Work instructions
Transcribe the listing in full, excluding any pictures.

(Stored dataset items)
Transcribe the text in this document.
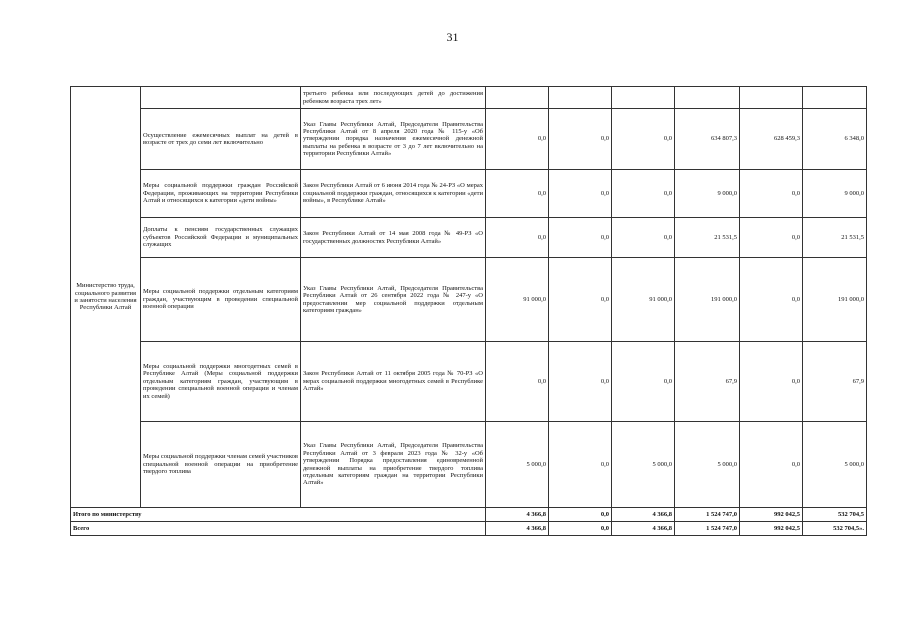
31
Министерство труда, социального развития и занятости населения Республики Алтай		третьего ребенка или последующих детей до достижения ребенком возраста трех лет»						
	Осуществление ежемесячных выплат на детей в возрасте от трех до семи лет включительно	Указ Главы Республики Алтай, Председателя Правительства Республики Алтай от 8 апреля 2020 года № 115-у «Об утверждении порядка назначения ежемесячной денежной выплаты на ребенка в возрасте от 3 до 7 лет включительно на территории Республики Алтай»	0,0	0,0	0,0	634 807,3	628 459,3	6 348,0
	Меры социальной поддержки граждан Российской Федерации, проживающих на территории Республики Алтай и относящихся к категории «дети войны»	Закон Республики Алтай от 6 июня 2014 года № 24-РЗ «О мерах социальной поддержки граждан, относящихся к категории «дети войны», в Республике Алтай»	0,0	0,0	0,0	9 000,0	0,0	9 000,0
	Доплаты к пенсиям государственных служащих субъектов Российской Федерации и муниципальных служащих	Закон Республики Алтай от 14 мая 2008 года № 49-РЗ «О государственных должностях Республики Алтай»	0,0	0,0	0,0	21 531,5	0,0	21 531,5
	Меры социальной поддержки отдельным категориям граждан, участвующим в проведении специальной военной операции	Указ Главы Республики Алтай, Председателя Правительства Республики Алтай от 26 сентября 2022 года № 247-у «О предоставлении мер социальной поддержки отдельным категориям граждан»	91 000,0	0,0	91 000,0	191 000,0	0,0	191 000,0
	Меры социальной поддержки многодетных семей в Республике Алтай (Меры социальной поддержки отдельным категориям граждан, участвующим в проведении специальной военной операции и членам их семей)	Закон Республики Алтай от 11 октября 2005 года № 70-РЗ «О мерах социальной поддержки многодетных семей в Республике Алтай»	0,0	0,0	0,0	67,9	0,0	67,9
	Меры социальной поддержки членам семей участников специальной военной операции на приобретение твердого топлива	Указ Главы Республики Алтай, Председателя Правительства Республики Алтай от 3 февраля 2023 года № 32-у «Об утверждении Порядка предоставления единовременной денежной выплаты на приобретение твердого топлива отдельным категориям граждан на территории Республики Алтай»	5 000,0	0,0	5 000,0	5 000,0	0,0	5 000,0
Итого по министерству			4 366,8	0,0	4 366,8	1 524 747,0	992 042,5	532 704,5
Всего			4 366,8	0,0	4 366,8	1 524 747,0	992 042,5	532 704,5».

Answer to the problem
Transcribe the text in this document.
31
Министерство труда, социального развития и занятости населения Республики Алтай		третьего ребенка или последующих детей до достижения ребенком возраста трех лет»						
	Осуществление ежемесячных выплат на детей в возрасте от трех до семи лет включительно	Указ Главы Республики Алтай, Председателя Правительства Республики Алтай от 8 апреля 2020 года № 115-у «Об утверждении порядка назначения ежемесячной денежной выплаты на ребенка в возрасте от 3 до 7 лет включительно на территории Республики Алтай»	0,0	0,0	0,0	634 807,3	628 459,3	6 348,0
	Меры социальной поддержки граждан Российской Федерации, проживающих на территории Республики Алтай и относящихся к категории «дети войны»	Закон Республики Алтай от 6 июня 2014 года № 24-РЗ «О мерах социальной поддержки граждан, относящихся к категории «дети войны», в Республике Алтай»	0,0	0,0	0,0	9 000,0	0,0	9 000,0
	Доплаты к пенсиям государственных служащих субъектов Российской Федерации и муниципальных служащих	Закон Республики Алтай от 14 мая 2008 года № 49-РЗ «О государственных должностях Республики Алтай»	0,0	0,0	0,0	21 531,5	0,0	21 531,5
	Меры социальной поддержки отдельным категориям граждан, участвующим в проведении специальной военной операции	Указ Главы Республики Алтай, Председателя Правительства Республики Алтай от 26 сентября 2022 года № 247-у «О предоставлении мер социальной поддержки отдельным категориям граждан»	91 000,0	0,0	91 000,0	191 000,0	0,0	191 000,0
	Меры социальной поддержки многодетных семей в Республике Алтай (Меры социальной поддержки отдельным категориям граждан, участвующим в проведении специальной военной операции и членам их семей)	Закон Республики Алтай от 11 октября 2005 года № 70-РЗ «О мерах социальной поддержки многодетных семей в Республике Алтай»	0,0	0,0	0,0	67,9	0,0	67,9
	Меры социальной поддержки членам семей участников специальной военной операции на приобретение твердого топлива	Указ Главы Республики Алтай, Председателя Правительства Республики Алтай от 3 февраля 2023 года № 32-у «Об утверждении Порядка предоставления единовременной денежной выплаты на приобретение твердого топлива отдельным категориям граждан на территории Республики Алтай»	5 000,0	0,0	5 000,0	5 000,0	0,0	5 000,0
Итого по министерству			4 366,8	0,0	4 366,8	1 524 747,0	992 042,5	532 704,5
Всего			4 366,8	0,0	4 366,8	1 524 747,0	992 042,5	532 704,5».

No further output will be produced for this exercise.